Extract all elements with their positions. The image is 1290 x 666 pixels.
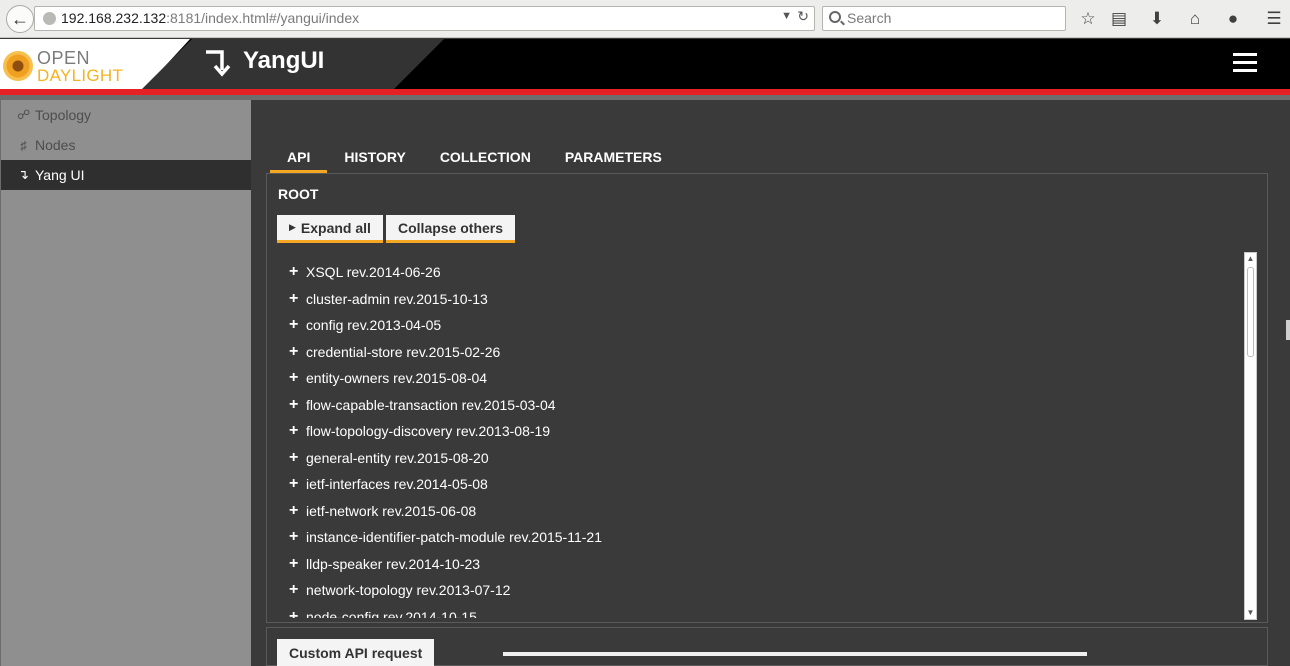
plus-icon[interactable]: + <box>289 369 301 387</box>
chat-icon[interactable]: ● <box>1221 6 1245 32</box>
custom-api-input-edge <box>503 652 1087 656</box>
tree-item[interactable]: + node-config rev.2014-10-15 <box>289 607 477 618</box>
module-label: instance-identifier-patch-module rev.201… <box>306 529 602 545</box>
app-title: YangUI <box>243 47 325 74</box>
arrow-left-icon: ← <box>11 8 29 29</box>
scroll-up-icon[interactable]: ▲ <box>1246 254 1255 264</box>
main-content: API HISTORY COLLECTION PARAMETERS ROOT ▶… <box>251 100 1290 666</box>
tab-bar: API HISTORY COLLECTION PARAMETERS <box>270 144 679 173</box>
plus-icon[interactable]: + <box>289 263 301 281</box>
root-panel: ROOT ▶ Expand all Collapse others + XSQL … <box>266 173 1268 623</box>
reading-list-icon[interactable]: ▤ <box>1107 6 1131 32</box>
plus-icon[interactable]: + <box>289 422 301 440</box>
plus-icon[interactable]: + <box>289 581 301 599</box>
plus-icon[interactable]: + <box>289 528 301 546</box>
browser-menu-icon[interactable]: ☰ <box>1262 6 1286 32</box>
scrollbar-thumb[interactable] <box>1247 267 1254 357</box>
custom-api-request-button[interactable]: Custom API request <box>277 639 435 666</box>
browser-search-box[interactable]: Search <box>822 6 1066 31</box>
module-label: general-entity rev.2015-08-20 <box>306 450 489 466</box>
expand-all-button[interactable]: ▶ Expand all <box>277 215 383 243</box>
module-label: ietf-network rev.2015-06-08 <box>306 503 477 519</box>
hamburger-menu-icon[interactable] <box>1233 53 1257 73</box>
plus-icon[interactable]: + <box>289 475 301 493</box>
sidebar-item-topology[interactable]: ☍ Topology <box>1 100 251 130</box>
sidebar: ☍ Topology ♯ Nodes ↴ Yang UI <box>0 100 251 666</box>
plus-icon[interactable]: + <box>289 343 301 361</box>
logo-daylight-text: DAYLIGHT <box>37 66 124 85</box>
root-label: ROOT <box>278 186 319 202</box>
custom-api-panel: Custom API request <box>266 627 1268 666</box>
plus-icon[interactable]: + <box>289 608 301 618</box>
url-path: :8181/index.html#/yangui/index <box>166 10 360 26</box>
sidebar-item-label: Yang UI <box>35 167 85 183</box>
home-icon[interactable]: ⌂ <box>1183 6 1207 32</box>
scroll-down-icon[interactable]: ▼ <box>1246 608 1255 618</box>
tree-item[interactable]: + config rev.2013-04-05 <box>289 315 441 335</box>
tree-item[interactable]: + flow-topology-discovery rev.2013-08-19 <box>289 421 550 441</box>
module-tree: + XSQL rev.2014-06-26 + cluster-admin rev.… <box>277 252 1245 618</box>
tree-item[interactable]: + credential-store rev.2015-02-26 <box>289 342 500 362</box>
tree-item[interactable]: + ietf-network rev.2015-06-08 <box>289 501 476 521</box>
yang-arrow-icon: ↴ <box>18 167 29 182</box>
module-label: flow-topology-discovery rev.2013-08-19 <box>306 423 551 439</box>
plus-icon[interactable]: + <box>289 396 301 414</box>
tab-parameters[interactable]: PARAMETERS <box>548 144 679 173</box>
url-text: 192.168.232.132:8181/index.html#/yangui/… <box>61 10 359 26</box>
tab-history[interactable]: HISTORY <box>327 144 422 173</box>
globe-icon <box>43 12 56 25</box>
link-icon: ☍ <box>17 107 31 122</box>
module-label: config rev.2013-04-05 <box>306 317 442 333</box>
url-bar[interactable]: 192.168.232.132:8181/index.html#/yangui/… <box>34 6 815 31</box>
app-header: OPEN DAYLIGHT YangUI <box>0 39 1290 89</box>
caret-right-icon: ▶ <box>289 222 296 232</box>
module-label: lldp-speaker rev.2014-10-23 <box>306 556 481 572</box>
plus-icon[interactable]: + <box>289 555 301 573</box>
tree-item[interactable]: + cluster-admin rev.2015-10-13 <box>289 289 488 309</box>
bookmark-star-icon[interactable]: ☆ <box>1076 6 1100 32</box>
module-label: credential-store rev.2015-02-26 <box>306 344 501 360</box>
search-placeholder: Search <box>847 10 892 26</box>
module-label: XSQL rev.2014-06-26 <box>306 264 441 280</box>
search-icon <box>829 11 841 23</box>
tree-item[interactable]: + general-entity rev.2015-08-20 <box>289 448 489 468</box>
module-label: entity-owners rev.2015-08-04 <box>306 370 488 386</box>
module-label: cluster-admin rev.2015-10-13 <box>306 291 488 307</box>
tree-item[interactable]: + network-topology rev.2013-07-12 <box>289 580 510 600</box>
expand-all-label: Expand all <box>300 219 371 236</box>
reload-icon[interactable]: ↻ <box>797 8 809 25</box>
sidebar-item-label: Nodes <box>35 137 76 153</box>
tree-item[interactable]: + instance-identifier-patch-module rev.20… <box>289 527 602 547</box>
tree-item[interactable]: + entity-owners rev.2015-08-04 <box>289 368 487 388</box>
tree-item[interactable]: + ietf-interfaces rev.2014-05-08 <box>289 474 488 494</box>
module-label: node-config rev.2014-10-15 <box>306 609 477 618</box>
module-label: flow-capable-transaction rev.2015-03-04 <box>306 397 556 413</box>
plus-icon[interactable]: + <box>289 449 301 467</box>
sidebar-item-label: Topology <box>35 107 92 123</box>
yang-arrow-icon <box>206 50 231 77</box>
browser-toolbar: ← 192.168.232.132:8181/index.html#/yangu… <box>0 0 1290 38</box>
back-button[interactable]: ← <box>6 5 34 33</box>
plus-icon[interactable]: + <box>289 502 301 520</box>
dropdown-arrow-icon[interactable]: ▼ <box>781 10 792 22</box>
tab-collection[interactable]: COLLECTION <box>423 144 548 173</box>
download-icon[interactable]: ⬇ <box>1145 6 1169 32</box>
collapse-others-button[interactable]: Collapse others <box>386 215 516 243</box>
plus-icon[interactable]: + <box>289 290 301 308</box>
sidebar-item-nodes[interactable]: ♯ Nodes <box>1 130 251 160</box>
tree-item[interactable]: + lldp-speaker rev.2014-10-23 <box>289 554 480 574</box>
tab-api[interactable]: API <box>270 144 328 173</box>
plus-icon[interactable]: + <box>289 316 301 334</box>
module-label: network-topology rev.2013-07-12 <box>306 582 511 598</box>
window-edge-handle <box>1286 320 1290 340</box>
tree-item[interactable]: + XSQL rev.2014-06-26 <box>289 262 441 282</box>
tree-item[interactable]: + flow-capable-transaction rev.2015-03-04 <box>289 395 556 415</box>
sitemap-icon: ♯ <box>20 137 27 153</box>
tree-scrollbar[interactable]: ▲ ▼ <box>1244 252 1257 620</box>
module-label: ietf-interfaces rev.2014-05-08 <box>306 476 488 492</box>
sidebar-item-yang-ui[interactable]: ↴ Yang UI <box>1 160 251 190</box>
flower-logo-icon <box>3 51 33 81</box>
url-host: 192.168.232.132 <box>61 10 167 26</box>
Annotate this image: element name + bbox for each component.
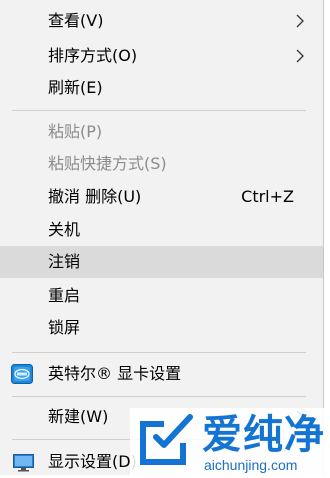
menu-item-lock-screen[interactable]: 锁屏	[0, 312, 323, 344]
menu-item-paste-shortcut[interactable]: 粘贴快捷方式(S)	[0, 148, 323, 180]
watermark-url: aichunjing.com	[204, 457, 298, 473]
shortcut-label: Ctrl+Z	[241, 187, 294, 206]
menu-item-intel-graphics-settings[interactable]: 英特尔® 显卡设置	[0, 358, 323, 390]
menu-item-sort-by[interactable]: 排序方式(O)	[0, 40, 323, 72]
watermark-title: 爱纯净	[202, 412, 325, 458]
menu-separator	[12, 352, 306, 353]
menu-item-view[interactable]: 查看(V)	[0, 5, 323, 37]
desktop-background	[324, 0, 330, 475]
intel-graphics-icon	[11, 364, 33, 384]
context-menu: 查看(V) 排序方式(O) 刷新(E) 粘贴(P) 粘贴快捷方式(S) 撤消 删…	[0, 0, 324, 475]
menu-item-undo-delete[interactable]: 撤消 删除(U) Ctrl+Z	[0, 181, 323, 213]
aichunjing-logo-icon	[140, 414, 193, 465]
chevron-right-icon	[296, 14, 304, 28]
watermark: 爱纯净 aichunjing.com	[130, 408, 330, 475]
display-settings-icon	[13, 454, 34, 472]
menu-item-paste[interactable]: 粘贴(P)	[0, 116, 323, 148]
menu-separator	[12, 396, 306, 397]
menu-item-shutdown[interactable]: 关机	[0, 214, 323, 246]
menu-separator	[12, 110, 306, 111]
menu-item-restart[interactable]: 重启	[0, 280, 323, 312]
menu-item-sign-out[interactable]: 注销	[0, 246, 323, 278]
menu-item-refresh[interactable]: 刷新(E)	[0, 72, 323, 104]
chevron-right-icon	[296, 49, 304, 63]
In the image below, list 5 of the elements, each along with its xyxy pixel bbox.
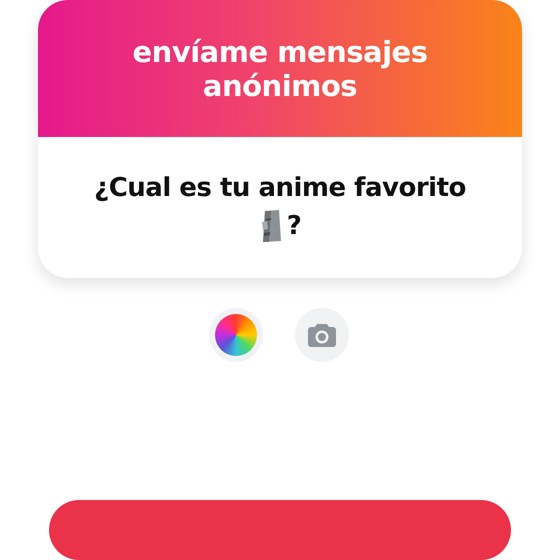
question-text: ¿Cual es tu anime favorito xyxy=(94,172,466,203)
color-wheel-icon xyxy=(214,314,256,356)
question-mark: ? xyxy=(286,210,302,241)
card-title: envíame mensajes anónimos xyxy=(132,34,428,103)
camera-icon xyxy=(308,323,336,347)
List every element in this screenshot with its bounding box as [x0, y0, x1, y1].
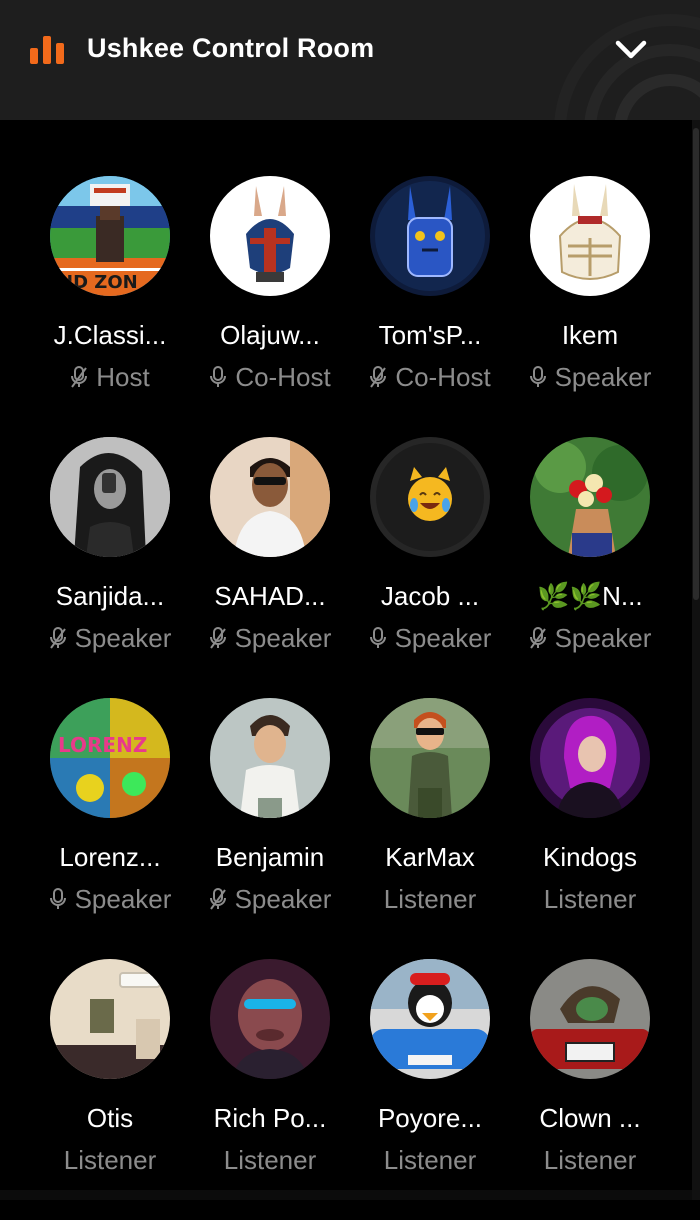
participant-name: SAHAD... [214, 581, 326, 611]
participant-role: Speaker [344, 621, 516, 655]
chevron-down-icon[interactable] [608, 32, 654, 68]
role-label: Speaker [234, 623, 332, 653]
bar-chart-icon [30, 36, 64, 64]
mic-icon [49, 888, 66, 909]
participant-name: Clown ... [539, 1103, 641, 1133]
participant-tile[interactable]: Benjamin Speaker [190, 698, 350, 959]
role-label: Speaker [394, 623, 492, 653]
participant-tile[interactable]: KarMax Listener [350, 698, 510, 959]
role-label: Listener [383, 1145, 477, 1175]
participant-role: Listener [184, 1143, 356, 1177]
role-label: Listener [543, 1145, 637, 1175]
mic-icon [529, 366, 546, 387]
participant-role: Host [24, 360, 196, 394]
participant-name: Olajuw... [220, 320, 320, 350]
participant-role: Listener [344, 882, 516, 916]
participant-tile[interactable]: Kindogs Listener [510, 698, 670, 959]
participant-role: Speaker [504, 360, 676, 394]
mic-muted-icon [529, 627, 546, 649]
participant-role: Listener [24, 1143, 196, 1177]
participant-role: Listener [504, 1143, 676, 1177]
participant-tile[interactable]: Otis Listener [30, 959, 190, 1220]
participant-role: Co-Host [184, 360, 356, 394]
avatar: LORENZ [50, 698, 170, 818]
role-label: Host [96, 362, 150, 392]
participant-tile[interactable]: Poyore... Listener [350, 959, 510, 1220]
avatar [530, 176, 650, 296]
avatar [530, 959, 650, 1079]
participant-tile[interactable]: SAHAD... Speaker [190, 437, 350, 698]
participant-tile[interactable]: ND ZON J.Classi... Host [30, 176, 190, 437]
avatar [210, 176, 330, 296]
participant-grid: ND ZON J.Classi... Host Olajuw... Co-Hos… [30, 176, 670, 1220]
participant-tile[interactable]: Jacob ... Speaker [350, 437, 510, 698]
svg-text:LORENZ: LORENZ [58, 733, 147, 757]
role-label: Co-Host [235, 362, 331, 392]
participant-tile[interactable]: Rich Po... Listener [190, 959, 350, 1220]
avatar [370, 698, 490, 818]
role-label: Listener [223, 1145, 317, 1175]
role-label: Speaker [74, 623, 172, 653]
participant-name: Sanjida... [55, 581, 165, 611]
avatar [210, 959, 330, 1079]
room-title: Ushkee Control Room [87, 33, 375, 63]
room-header: Ushkee Control Room [0, 0, 700, 120]
participant-role: Co-Host [344, 360, 516, 394]
participant-name: Poyore... [377, 1103, 483, 1133]
participant-tile[interactable]: Ikem Speaker [510, 176, 670, 437]
participant-role: Speaker [24, 882, 196, 916]
participant-name: J.Classi... [53, 320, 167, 350]
role-label: Speaker [234, 884, 332, 914]
mic-icon [369, 627, 386, 648]
participant-role: Speaker [24, 621, 196, 655]
mic-muted-icon [49, 627, 66, 649]
participant-name: Lorenz... [59, 842, 161, 872]
avatar [210, 437, 330, 557]
participant-role: Speaker [184, 882, 356, 916]
role-label: Listener [63, 1145, 157, 1175]
role-label: Speaker [554, 623, 652, 653]
avatar [370, 437, 490, 557]
participant-tile[interactable]: Sanjida... Speaker [30, 437, 190, 698]
scrollbar-thumb[interactable] [693, 128, 699, 600]
participant-tile[interactable]: Tom'sP... Co-Host [350, 176, 510, 437]
participant-tile[interactable]: LORENZ Lorenz... Speaker [30, 698, 190, 959]
avatar [530, 698, 650, 818]
mic-muted-icon [209, 888, 226, 910]
avatar: ND ZON [50, 176, 170, 296]
role-label: Speaker [554, 362, 652, 392]
avatar [50, 959, 170, 1079]
mic-muted-icon [209, 627, 226, 649]
mic-icon [210, 366, 227, 387]
participant-role: Listener [344, 1143, 516, 1177]
participant-tile[interactable]: 🌿🌿N... Speaker [510, 437, 670, 698]
participant-name: Kindogs [543, 842, 637, 872]
participant-name: Benjamin [215, 842, 325, 872]
participant-name: Tom'sP... [378, 320, 482, 350]
participant-tile[interactable]: Clown ... Listener [510, 959, 670, 1220]
participant-name: Otis [86, 1103, 134, 1133]
svg-text:ND ZON: ND ZON [58, 272, 138, 293]
avatar [50, 437, 170, 557]
participant-role: Listener [504, 882, 676, 916]
participant-name: Ikem [561, 320, 619, 350]
mic-muted-icon [71, 366, 88, 388]
participant-name: KarMax [385, 842, 475, 872]
role-label: Listener [543, 884, 637, 914]
role-label: Co-Host [395, 362, 491, 392]
participant-role: Speaker [184, 621, 356, 655]
participant-name: 🌿🌿N... [537, 581, 643, 611]
participant-tile[interactable]: Olajuw... Co-Host [190, 176, 350, 437]
role-label: Speaker [74, 884, 172, 914]
participant-role: Speaker [504, 621, 676, 655]
avatar [530, 437, 650, 557]
role-label: Listener [383, 884, 477, 914]
avatar [210, 698, 330, 818]
mic-muted-icon [370, 366, 387, 388]
decorative-rings [554, 14, 700, 120]
participant-name: Jacob ... [380, 581, 480, 611]
avatar [370, 176, 490, 296]
avatar [370, 959, 490, 1079]
participant-name: Rich Po... [213, 1103, 327, 1133]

+++++

Aim of the exercise:
Reproduce word for word the part of the records that opens with the line containing "participant-name: SAHAD... [214, 581, 326, 611]" and closes with the line containing "participant-name: Clown ...", including both of those lines.

Full output:
participant-name: SAHAD... [214, 581, 326, 611]
participant-role: Speaker [344, 621, 516, 655]
chevron-down-icon[interactable] [608, 32, 654, 68]
role-label: Speaker [234, 623, 332, 653]
bar-chart-icon [30, 36, 64, 64]
mic-icon [49, 888, 66, 909]
participant-name: Clown ... [539, 1103, 641, 1133]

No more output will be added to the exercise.